● GIVEN INFORMATION:
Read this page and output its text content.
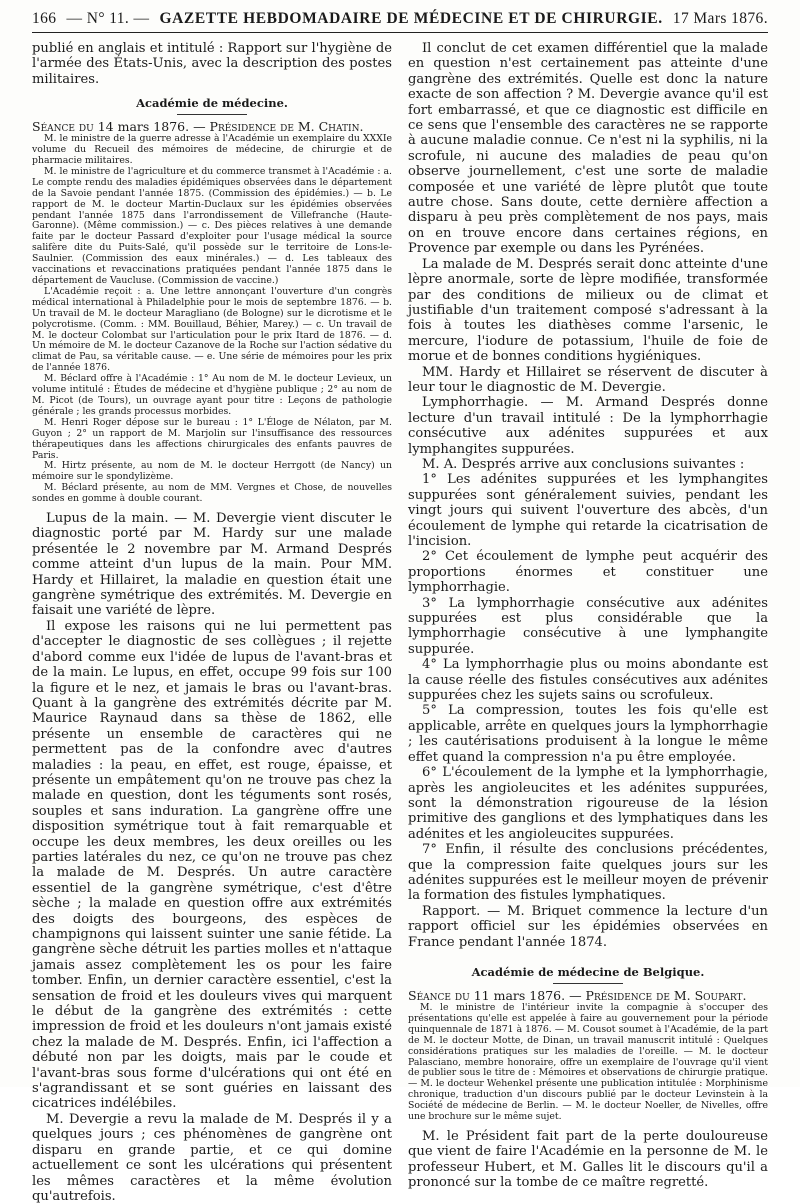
166 — N° 11. — GAZETTE HEBDOMADAIRE DE MÉDECINE ET DE CHIRURGIE. 17 Mars 1876.

publié en anglais et intitulé : Rapport sur l'hygiène de l'armée des États-Unis, avec la description des postes militaires.

Académie de médecine.

Séance du 14 mars 1876. — Présidence de M. Chatin.

M. le ministre de la guerre adresse à l'Académie un exemplaire du XXXIe volume du Recueil des mémoires de médecine, de chirurgie et de pharmacie militaires.

M. le ministre de l'agriculture et du commerce transmet à l'Académie : a. Le compte rendu des maladies épidémiques observées dans le département de la Savoie pendant l'année 1875. (Commission des épidémies.) — b. Le rapport de M. le docteur Martin-Duclaux sur les épidémies observées pendant l'année 1875 dans l'arrondissement de Villefranche (Haute-Garonne). (Même commission.) — c. Des pièces relatives à une demande faite par le docteur Passard d'exploiter pour l'usage médical la source salifère dite du Puits-Salé, qu'il possède sur le territoire de Lons-le-Saulnier. (Commission des eaux minérales.) — d. Les tableaux des vaccinations et revaccinations pratiquées pendant l'année 1875 dans le département de Vaucluse. (Commission de vaccine.)

L'Académie reçoit : a. Une lettre annonçant l'ouverture d'un congrès médical international à Philadelphie pour le mois de septembre 1876. — b. Un travail de M. le docteur Maragliano (de Bologne) sur le dicrotisme et le polycrotisme. (Comm. : MM. Bouillaud, Béhier, Marey.) — c. Un travail de M. le docteur Colombat sur l'articulation pour le prix Itard de 1876. — d. Un mémoire de M. le docteur Cazanove de la Roche sur l'action sédative du climat de Pau, sa véritable cause. — e. Une série de mémoires pour les prix de l'année 1876.

M. Béclard offre à l'Académie : 1° Au nom de M. le docteur Levieux, un volume intitulé : Études de médecine et d'hygiène publique ; 2° au nom de M. Picot (de Tours), un ouvrage ayant pour titre : Leçons de pathologie générale ; les grands processus morbides.

M. Henri Roger dépose sur le bureau : 1° L'Éloge de Nélaton, par M. Guyon ; 2° un rapport de M. Marjolin sur l'insuffisance des ressources thérapeutiques dans les affections chirurgicales des enfants pauvres de Paris.

M. Hirtz présente, au nom de M. le docteur Herrgott (de Nancy) un mémoire sur le spondylizème.

M. Béclard présente, au nom de MM. Vergnes et Chose, de nouvelles sondes en gomme à double courant.

Lupus de la main. — M. Devergie vient discuter le diagnostic porté par M. Hardy sur une malade présentée le 2 novembre par M. Armand Després comme atteint d'un lupus de la main. Pour MM. Hardy et Hillairet, la maladie en question était une gangrène symétrique des extrémités. M. Devergie en faisait une variété de lèpre.

Il expose les raisons qui ne lui permettent pas d'accepter le diagnostic de ses collègues ; il rejette d'abord comme eux l'idée de lupus de l'avant-bras et de la main. Le lupus, en effet, occupe 99 fois sur 100 la figure et le nez, et jamais le bras ou l'avant-bras. Quant à la gangrène des extrémités décrite par M. Maurice Raynaud dans sa thèse de 1862, elle présente un ensemble de caractères qui ne permettent pas de la confondre avec d'autres maladies : la peau, en effet, est rouge, épaisse, et présente un empâtement qu'on ne trouve pas chez la malade en question, dont les téguments sont rosés, souples et sans induration. La gangrène offre une disposition symétrique tout à fait remarquable et occupe les deux membres, les deux oreilles ou les parties latérales du nez, ce qu'on ne trouve pas chez la malade de M. Després. Un autre caractère essentiel de la gangrène symétrique, c'est d'être sèche ; la malade en question offre aux extrémités des doigts des bourgeons, des espèces de champignons qui laissent suinter une sanie fétide. La gangrène sèche détruit les parties molles et n'attaque jamais assez complètement les os pour les faire tomber. Enfin, un dernier caractère essentiel, c'est la sensation de froid et les douleurs vives qui marquent le début de la gangrène des extrémités : cette impression de froid et les douleurs n'ont jamais existé chez la malade de M. Després. Enfin, ici l'affection a débuté non par les doigts, mais par le coude et l'avant-bras sous forme d'ulcérations qui ont été en s'agrandissant et se sont guéries en laissant des cicatrices indélébiles.

M. Devergie a revu la malade de M. Després il y a quelques jours ; ces phénomènes de gangrène ont disparu en grande partie, et ce qui domine actuellement ce sont les ulcérations qui présentent les mêmes caractères et la même évolution qu'autrefois.

Il conclut de cet examen différentiel que la malade en question n'est certainement pas atteinte d'une gangrène des extrémités. Quelle est donc la nature exacte de son affection ? M. Devergie avance qu'il est fort embarrassé, et que ce diagnostic est difficile en ce sens que l'ensemble des caractères ne se rapporte à aucune maladie connue. Ce n'est ni la syphilis, ni la scrofule, ni aucune des maladies de peau qu'on observe journellement, c'est une sorte de maladie composée et une variété de lèpre plutôt que toute autre chose. Sans doute, cette dernière affection a disparu à peu près complètement de nos pays, mais on en trouve encore dans certaines régions, en Provence par exemple ou dans les Pyrénées.

La malade de M. Després serait donc atteinte d'une lèpre anormale, sorte de lèpre modifiée, transformée par des conditions de milieux ou de climat et justifiable d'un traitement composé s'adressant à la fois à toutes les diathèses comme l'arsenic, le mercure, l'iodure de potassium, l'huile de foie de morue et de bonnes conditions hygiéniques.

MM. Hardy et Hillairet se réservent de discuter à leur tour le diagnostic de M. Devergie.

Lymphorrhagie. — M. Armand Després donne lecture d'un travail intitulé : De la lymphorrhagie consécutive aux adénites suppurées et aux lymphangites suppurées.

M. A. Després arrive aux conclusions suivantes :

1° Les adénites suppurées et les lymphangites suppurées sont généralement suivies, pendant les vingt jours qui suivent l'ouverture des abcès, d'un écoulement de lymphe qui retarde la cicatrisation de l'incision.

2° Cet écoulement de lymphe peut acquérir des proportions énormes et constituer une lymphorrhagie.

3° La lymphorrhagie consécutive aux adénites suppurées est plus considérable que la lymphorrhagie consécutive à une lymphangite suppurée.

4° La lymphorrhagie plus ou moins abondante est la cause réelle des fistules consécutives aux adénites suppurées chez les sujets sains ou scrofuleux.

5° La compression, toutes les fois qu'elle est applicable, arrête en quelques jours la lymphorrhagie ; les cautérisations produisent à la longue le même effet quand la compression n'a pu être employée.

6° L'écoulement de la lymphe et la lymphorrhagie, après les angioleucites et les adénites suppurées, sont la démonstration rigoureuse de la lésion primitive des ganglions et des lymphatiques dans les adénites et les angioleucites suppurées.

7° Enfin, il résulte des conclusions précédentes, que la compression faite quelques jours sur les adénites suppurées est le meilleur moyen de prévenir la formation des fistules lymphatiques.

Rapport. — M. Briquet commence la lecture d'un rapport officiel sur les épidémies observées en France pendant l'année 1874.

Académie de médecine de Belgique.

Séance du 11 mars 1876. — Présidence de M. Soupart.

M. le ministre de l'intérieur invite la compagnie à s'occuper des présentations qu'elle est appelée à faire au gouvernement pour la période quinquennale de 1871 à 1876. — M. Cousot soumet à l'Académie, de la part de M. le docteur Motte, de Dinan, un travail manuscrit intitulé : Quelques considérations pratiques sur les maladies de l'oreille. — M. le docteur Palasciano, membre honoraire, offre un exemplaire de l'ouvrage qu'il vient de publier sous le titre de : Mémoires et observations de chirurgie pratique. — M. le docteur Wehenkel présente une publication intitulée : Morphinisme chronique, traduction d'un discours publié par le docteur Levinstein à la Société de médecine de Berlin. — M. le docteur Noeller, de Nivelles, offre une brochure sur le même sujet.

M. le Président fait part de la perte douloureuse que vient de faire l'Académie en la personne de M. le professeur Hubert, et M. Galles lit le discours qu'il a prononcé sur la tombe de ce maître regretté.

● WRITTEN EXERCISE: Your copy should hold every record word for word and none of the pictures.

● EXPECTED ANSWER:
Read this page and output its text content.
166 — N° 11. — GAZETTE HEBDOMADAIRE DE MÉDECINE ET DE CHIRURGIE. 17 Mars 1876.

publié en anglais et intitulé : Rapport sur l'hygiène de l'armée des États-Unis, avec la description des postes militaires.

Académie de médecine.

Séance du 14 mars 1876. — Présidence de M. Chatin.

M. le ministre de la guerre adresse à l'Académie un exemplaire du XXXIe volume du Recueil des mémoires de médecine, de chirurgie et de pharmacie militaires.

M. le ministre de l'agriculture et du commerce transmet à l'Académie : a. Le compte rendu des maladies épidémiques observées dans le département de la Savoie pendant l'année 1875. (Commission des épidémies.) — b. Le rapport de M. le docteur Martin-Duclaux sur les épidémies observées pendant l'année 1875 dans l'arrondissement de Villefranche (Haute-Garonne). (Même commission.) — c. Des pièces relatives à une demande faite par le docteur Passard d'exploiter pour l'usage médical la source salifère dite du Puits-Salé, qu'il possède sur le territoire de Lons-le-Saulnier. (Commission des eaux minérales.) — d. Les tableaux des vaccinations et revaccinations pratiquées pendant l'année 1875 dans le département de Vaucluse. (Commission de vaccine.)

L'Académie reçoit : a. Une lettre annonçant l'ouverture d'un congrès médical international à Philadelphie pour le mois de septembre 1876. — b. Un travail de M. le docteur Maragliano (de Bologne) sur le dicrotisme et le polycrotisme. (Comm. : MM. Bouillaud, Béhier, Marey.) — c. Un travail de M. le docteur Colombat sur l'articulation pour le prix Itard de 1876. — d. Un mémoire de M. le docteur Cazanove de la Roche sur l'action sédative du climat de Pau, sa véritable cause. — e. Une série de mémoires pour les prix de l'année 1876.

M. Béclard offre à l'Académie : 1° Au nom de M. le docteur Levieux, un volume intitulé : Études de médecine et d'hygiène publique ; 2° au nom de M. Picot (de Tours), un ouvrage ayant pour titre : Leçons de pathologie générale ; les grands processus morbides.

M. Henri Roger dépose sur le bureau : 1° L'Éloge de Nélaton, par M. Guyon ; 2° un rapport de M. Marjolin sur l'insuffisance des ressources thérapeutiques dans les affections chirurgicales des enfants pauvres de Paris.

M. Hirtz présente, au nom de M. le docteur Herrgott (de Nancy) un mémoire sur le spondylizème.

M. Béclard présente, au nom de MM. Vergnes et Chose, de nouvelles sondes en gomme à double courant.

Lupus de la main. — M. Devergie vient discuter le diagnostic porté par M. Hardy sur une malade présentée le 2 novembre par M. Armand Després comme atteint d'un lupus de la main. Pour MM. Hardy et Hillairet, la maladie en question était une gangrène symétrique des extrémités. M. Devergie en faisait une variété de lèpre.

Il expose les raisons qui ne lui permettent pas d'accepter le diagnostic de ses collègues ; il rejette d'abord comme eux l'idée de lupus de l'avant-bras et de la main. Le lupus, en effet, occupe 99 fois sur 100 la figure et le nez, et jamais le bras ou l'avant-bras. Quant à la gangrène des extrémités décrite par M. Maurice Raynaud dans sa thèse de 1862, elle présente un ensemble de caractères qui ne permettent pas de la confondre avec d'autres maladies : la peau, en effet, est rouge, épaisse, et présente un empâtement qu'on ne trouve pas chez la malade en question, dont les téguments sont rosés, souples et sans induration. La gangrène offre une disposition symétrique tout à fait remarquable et occupe les deux membres, les deux oreilles ou les parties latérales du nez, ce qu'on ne trouve pas chez la malade de M. Després. Un autre caractère essentiel de la gangrène symétrique, c'est d'être sèche ; la malade en question offre aux extrémités des doigts des bourgeons, des espèces de champignons qui laissent suinter une sanie fétide. La gangrène sèche détruit les parties molles et n'attaque jamais assez complètement les os pour les faire tomber. Enfin, un dernier caractère essentiel, c'est la sensation de froid et les douleurs vives qui marquent le début de la gangrène des extrémités : cette impression de froid et les douleurs n'ont jamais existé chez la malade de M. Després. Enfin, ici l'affection a débuté non par les doigts, mais par le coude et l'avant-bras sous forme d'ulcérations qui ont été en s'agrandissant et se sont guéries en laissant des cicatrices indélébiles.

M. Devergie a revu la malade de M. Després il y a quelques jours ; ces phénomènes de gangrène ont disparu en grande partie, et ce qui domine actuellement ce sont les ulcérations qui présentent les mêmes caractères et la même évolution qu'autrefois.

Il conclut de cet examen différentiel que la malade en question n'est certainement pas atteinte d'une gangrène des extrémités. Quelle est donc la nature exacte de son affection ? M. Devergie avance qu'il est fort embarrassé, et que ce diagnostic est difficile en ce sens que l'ensemble des caractères ne se rapporte à aucune maladie connue. Ce n'est ni la syphilis, ni la scrofule, ni aucune des maladies de peau qu'on observe journellement, c'est une sorte de maladie composée et une variété de lèpre plutôt que toute autre chose. Sans doute, cette dernière affection a disparu à peu près complètement de nos pays, mais on en trouve encore dans certaines régions, en Provence par exemple ou dans les Pyrénées.

La malade de M. Després serait donc atteinte d'une lèpre anormale, sorte de lèpre modifiée, transformée par des conditions de milieux ou de climat et justifiable d'un traitement composé s'adressant à la fois à toutes les diathèses comme l'arsenic, le mercure, l'iodure de potassium, l'huile de foie de morue et de bonnes conditions hygiéniques.

MM. Hardy et Hillairet se réservent de discuter à leur tour le diagnostic de M. Devergie.

Lymphorrhagie. — M. Armand Després donne lecture d'un travail intitulé : De la lymphorrhagie consécutive aux adénites suppurées et aux lymphangites suppurées.

M. A. Després arrive aux conclusions suivantes :

1° Les adénites suppurées et les lymphangites suppurées sont généralement suivies, pendant les vingt jours qui suivent l'ouverture des abcès, d'un écoulement de lymphe qui retarde la cicatrisation de l'incision.

2° Cet écoulement de lymphe peut acquérir des proportions énormes et constituer une lymphorrhagie.

3° La lymphorrhagie consécutive aux adénites suppurées est plus considérable que la lymphorrhagie consécutive à une lymphangite suppurée.

4° La lymphorrhagie plus ou moins abondante est la cause réelle des fistules consécutives aux adénites suppurées chez les sujets sains ou scrofuleux.

5° La compression, toutes les fois qu'elle est applicable, arrête en quelques jours la lymphorrhagie ; les cautérisations produisent à la longue le même effet quand la compression n'a pu être employée.

6° L'écoulement de la lymphe et la lymphorrhagie, après les angioleucites et les adénites suppurées, sont la démonstration rigoureuse de la lésion primitive des ganglions et des lymphatiques dans les adénites et les angioleucites suppurées.

7° Enfin, il résulte des conclusions précédentes, que la compression faite quelques jours sur les adénites suppurées est le meilleur moyen de prévenir la formation des fistules lymphatiques.

Rapport. — M. Briquet commence la lecture d'un rapport officiel sur les épidémies observées en France pendant l'année 1874.

Académie de médecine de Belgique.

Séance du 11 mars 1876. — Présidence de M. Soupart.

M. le ministre de l'intérieur invite la compagnie à s'occuper des présentations qu'elle est appelée à faire au gouvernement pour la période quinquennale de 1871 à 1876. — M. Cousot soumet à l'Académie, de la part de M. le docteur Motte, de Dinan, un travail manuscrit intitulé : Quelques considérations pratiques sur les maladies de l'oreille. — M. le docteur Palasciano, membre honoraire, offre un exemplaire de l'ouvrage qu'il vient de publier sous le titre de : Mémoires et observations de chirurgie pratique. — M. le docteur Wehenkel présente une publication intitulée : Morphinisme chronique, traduction d'un discours publié par le docteur Levinstein à la Société de médecine de Berlin. — M. le docteur Noeller, de Nivelles, offre une brochure sur le même sujet.

M. le Président fait part de la perte douloureuse que vient de faire l'Académie en la personne de M. le professeur Hubert, et M. Galles lit le discours qu'il a prononcé sur la tombe de ce maître regretté.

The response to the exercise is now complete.